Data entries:
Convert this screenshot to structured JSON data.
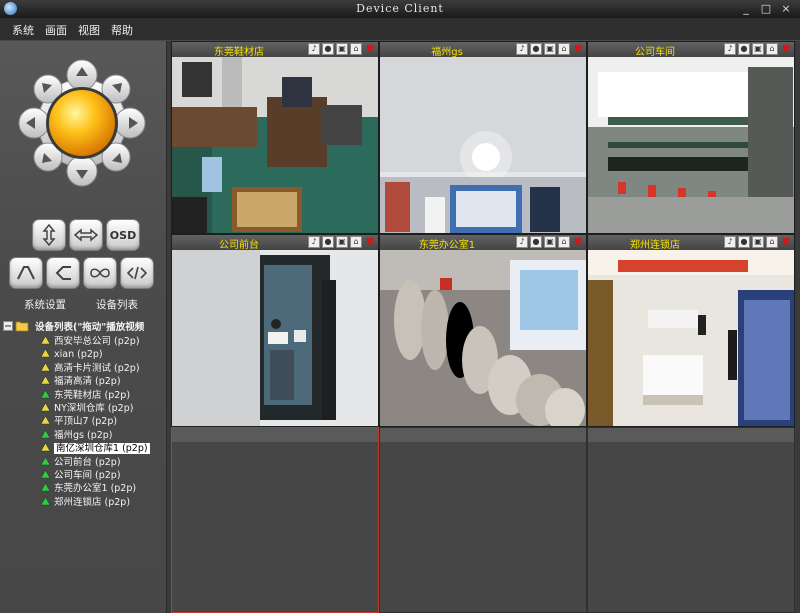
{
  "window": {
    "title": "Device Client",
    "controls": [
      "_",
      "□",
      "×"
    ]
  },
  "menu": [
    "系统",
    "画面",
    "视图",
    "帮助"
  ],
  "ptz": {
    "center_color": "#f0a800",
    "buttons_row1": [
      "up-down-icon",
      "left-right-icon",
      "OSD"
    ],
    "buttons_row2": [
      "zoom-in-icon",
      "zoom-out-icon",
      "loop-icon",
      "focus-icon"
    ],
    "osd_label": "OSD"
  },
  "panel_labels": {
    "settings": "系统设置",
    "devices": "设备列表"
  },
  "tree": {
    "root": "设备列表(\"拖动\"播放视频",
    "items": [
      {
        "label": "西安毕总公司 (p2p)",
        "status": "offline"
      },
      {
        "label": "xian (p2p)",
        "status": "offline"
      },
      {
        "label": "高清卡片测试 (p2p)",
        "status": "offline"
      },
      {
        "label": "福清高清 (p2p)",
        "status": "offline"
      },
      {
        "label": "东莞鞋材店 (p2p)",
        "status": "online"
      },
      {
        "label": "NY深圳仓库 (p2p)",
        "status": "offline"
      },
      {
        "label": "平顶山7 (p2p)",
        "status": "offline"
      },
      {
        "label": "福州gs (p2p)",
        "status": "online"
      },
      {
        "label": "南亿深圳仓库1 (p2p)",
        "status": "offline",
        "selected": true
      },
      {
        "label": "公司前台 (p2p)",
        "status": "online"
      },
      {
        "label": "公司车间 (p2p)",
        "status": "online"
      },
      {
        "label": "东莞办公室1 (p2p)",
        "status": "online"
      },
      {
        "label": "郑州连锁店 (p2p)",
        "status": "online"
      }
    ]
  },
  "cameras": [
    {
      "name": "东莞鞋材店"
    },
    {
      "name": "福州gs"
    },
    {
      "name": "公司车间"
    },
    {
      "name": "公司前台"
    },
    {
      "name": "东莞办公室1"
    },
    {
      "name": "郑州连锁店"
    }
  ],
  "colors": {
    "title_text": "#f5e100",
    "online": "#2ecc40",
    "offline": "#e8d840",
    "active_frame": "#c0392b"
  }
}
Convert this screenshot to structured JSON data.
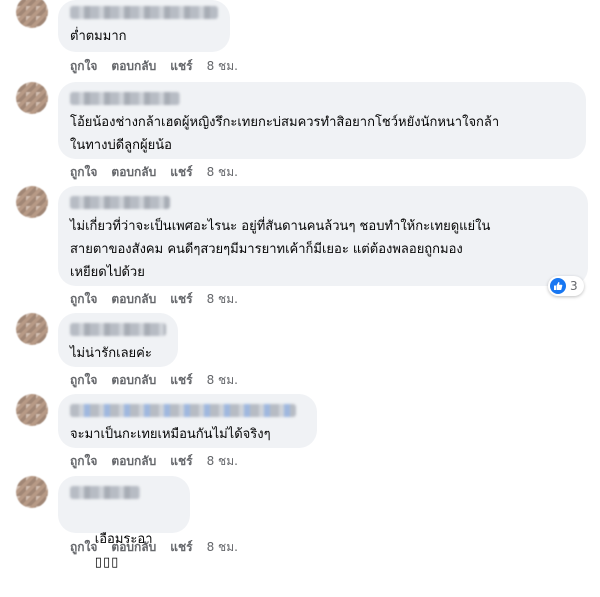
{
  "action_labels": {
    "like": "ถูกใจ",
    "reply": "ตอบกลับ",
    "share": "แชร์",
    "time": "8 ชม."
  },
  "comments": [
    {
      "text": "ต่ำตมมาก"
    },
    {
      "text": "โอ้ยน้องช่างกล้าเฮดผู้หญิงรึกะเทยกะบ่สมควรทำสิอยากโชว์หยังนักหนาใจกล้า\nในทางบ่ดีลูกผู้ยน้อ"
    },
    {
      "text": "ไม่เกี่ยวที่ว่าจะเป็นเพศอะไรนะ อยู่ที่สันดานคนล้วนๆ ชอบทำให้กะเทยดูแย่ใน\nสายตาของสังคม คนดีๆสวยๆมีมารยาทเค้าก็มีเยอะ แต่ต้องพลอยถูกมอง\nเหยียดไปด้วย",
      "reaction_count": "3"
    },
    {
      "text": "ไม่น่ารักเลยค่ะ"
    },
    {
      "text": "จะมาเป็นกะเทยเหมือนกันไม่ได้จริงๆ"
    },
    {
      "text": "เอือมระอา",
      "emoji_boxes": "▯▯▯"
    }
  ],
  "colors": {
    "bubble": "#f0f2f5",
    "meta_text": "#65676b",
    "like_blue": "#1877f2"
  },
  "icons": [
    "like-icon"
  ]
}
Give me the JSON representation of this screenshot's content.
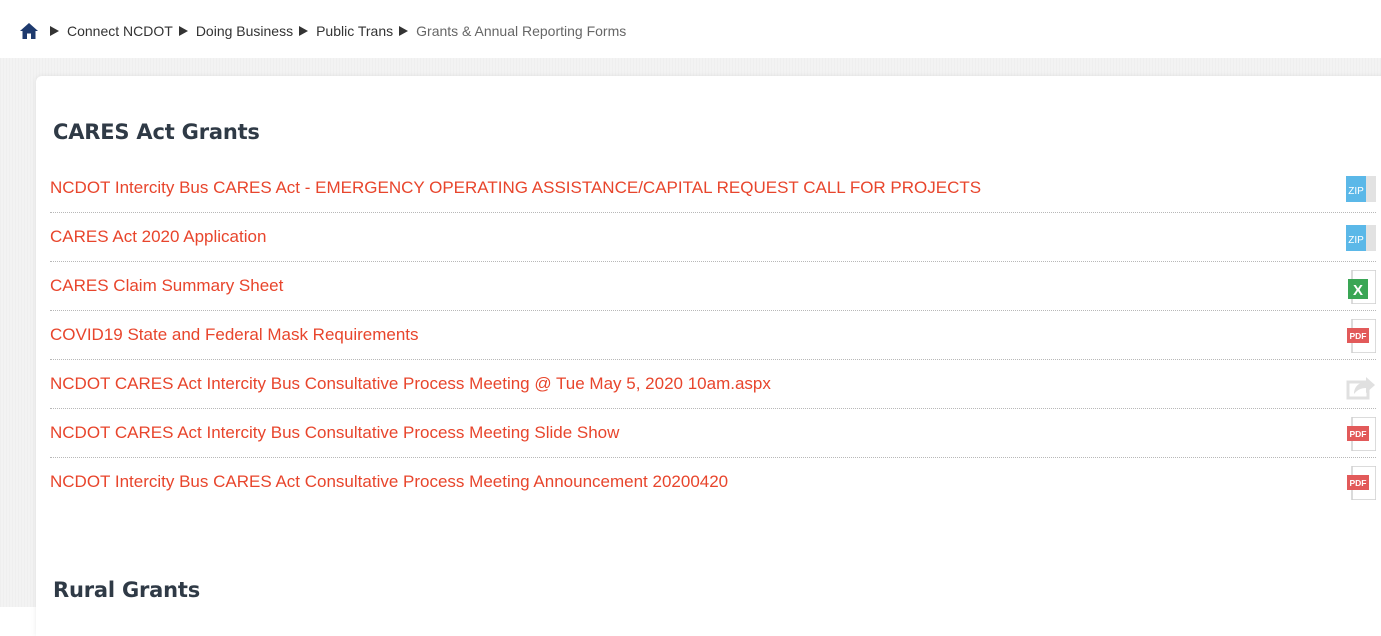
{
  "breadcrumb": {
    "items": [
      {
        "label": "Connect NCDOT"
      },
      {
        "label": "Doing Business"
      },
      {
        "label": "Public Trans"
      }
    ],
    "current": "Grants & Annual Reporting Forms"
  },
  "sections": [
    {
      "title": "CARES Act Grants",
      "items": [
        {
          "label": "NCDOT Intercity Bus CARES Act - EMERGENCY OPERATING ASSISTANCE/CAPITAL REQUEST CALL FOR PROJECTS",
          "icon": "zip-file-icon",
          "icon_text": "ZIP"
        },
        {
          "label": "CARES Act 2020 Application",
          "icon": "zip-file-icon",
          "icon_text": "ZIP"
        },
        {
          "label": "CARES Claim Summary Sheet",
          "icon": "excel-file-icon",
          "icon_text": "X"
        },
        {
          "label": "COVID19 State and Federal Mask Requirements",
          "icon": "pdf-file-icon",
          "icon_text": "PDF"
        },
        {
          "label": "NCDOT CARES Act Intercity Bus Consultative Process Meeting @ Tue May 5, 2020 10am.aspx",
          "icon": "share-link-icon",
          "icon_text": ""
        },
        {
          "label": "NCDOT CARES Act Intercity Bus Consultative Process Meeting Slide Show",
          "icon": "pdf-file-icon",
          "icon_text": "PDF"
        },
        {
          "label": "NCDOT Intercity Bus CARES Act Consultative Process Meeting Announcement 20200420",
          "icon": "pdf-file-icon",
          "icon_text": "PDF"
        }
      ]
    },
    {
      "title": "Rural Grants",
      "items": []
    }
  ],
  "colors": {
    "link": "#e8452c",
    "zip": "#5bb8e8",
    "excel": "#3aa655",
    "pdf": "#e25a5a"
  }
}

- TASK REQUIREMENTS:
Find the word "Grants" and list each line it appears in.

- REPLY:
    "current": "Grants & Annual Reporting Forms"
      "title": "CARES Act Grants",
      "title": "Rural Grants",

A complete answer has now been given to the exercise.